[Dataset entries]
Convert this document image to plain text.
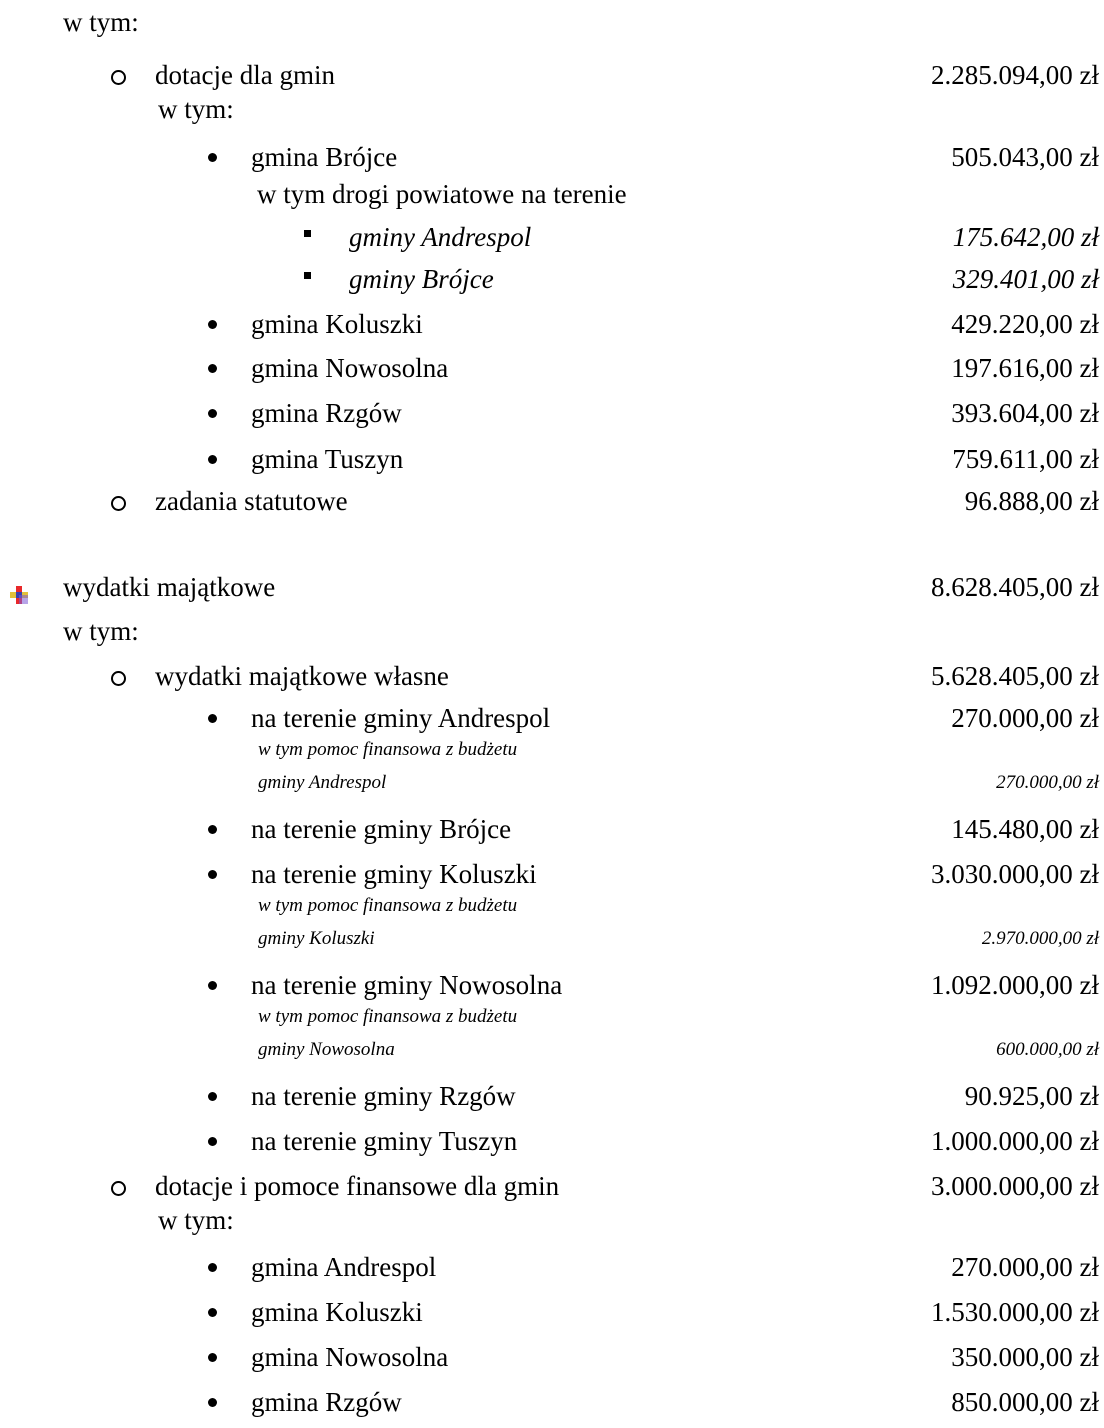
w tym:
dotacje dla gmin	2.285.094,00 zł
w tym:
gmina Brójce	505.043,00 zł
w tym drogi powiatowe na terenie
gminy Andrespol	175.642,00 zł
gminy Brójce	329.401,00 zł
gmina Koluszki	429.220,00 zł
gmina Nowosolna	197.616,00 zł
gmina Rzgów	393.604,00 zł
gmina Tuszyn	759.611,00 zł
zadania statutowe	96.888,00 zł
wydatki majątkowe	8.628.405,00 zł
w tym:
wydatki majątkowe własne	5.628.405,00 zł
na terenie gminy Andrespol	270.000,00 zł
w tym pomoc finansowa z budżetu
gminy Andrespol	270.000,00 zł
na terenie gminy Brójce	145.480,00 zł
na terenie gminy Koluszki	3.030.000,00 zł
w tym pomoc finansowa z budżetu
gminy Koluszki	2.970.000,00 zł
na terenie gminy Nowosolna	1.092.000,00 zł
w tym pomoc finansowa z budżetu
gminy Nowosolna	600.000,00 zł
na terenie gminy Rzgów	90.925,00 zł
na terenie gminy Tuszyn	1.000.000,00 zł
dotacje i pomoce finansowe dla gmin	3.000.000,00 zł
w tym:
gmina Andrespol	270.000,00 zł
gmina Koluszki	1.530.000,00 zł
gmina Nowosolna	350.000,00 zł
gmina Rzgów	850.000,00 zł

Exercise: Write out the full listing verbatim, excluding its pictures.

Complete output:
Convert this document image to plain text.
w tym:
dotacje dla gmin	2.285.094,00 zł
w tym:
gmina Brójce	505.043,00 zł
w tym drogi powiatowe na terenie
gminy Andrespol	175.642,00 zł
gminy Brójce	329.401,00 zł
gmina Koluszki	429.220,00 zł
gmina Nowosolna	197.616,00 zł
gmina Rzgów	393.604,00 zł
gmina Tuszyn	759.611,00 zł
zadania statutowe	96.888,00 zł
wydatki majątkowe	8.628.405,00 zł
w tym:
wydatki majątkowe własne	5.628.405,00 zł
na terenie gminy Andrespol	270.000,00 zł
w tym pomoc finansowa z budżetu
gminy Andrespol	270.000,00 zł
na terenie gminy Brójce	145.480,00 zł
na terenie gminy Koluszki	3.030.000,00 zł
w tym pomoc finansowa z budżetu
gminy Koluszki	2.970.000,00 zł
na terenie gminy Nowosolna	1.092.000,00 zł
w tym pomoc finansowa z budżetu
gminy Nowosolna	600.000,00 zł
na terenie gminy Rzgów	90.925,00 zł
na terenie gminy Tuszyn	1.000.000,00 zł
dotacje i pomoce finansowe dla gmin	3.000.000,00 zł
w tym:
gmina Andrespol	270.000,00 zł
gmina Koluszki	1.530.000,00 zł
gmina Nowosolna	350.000,00 zł
gmina Rzgów	850.000,00 zł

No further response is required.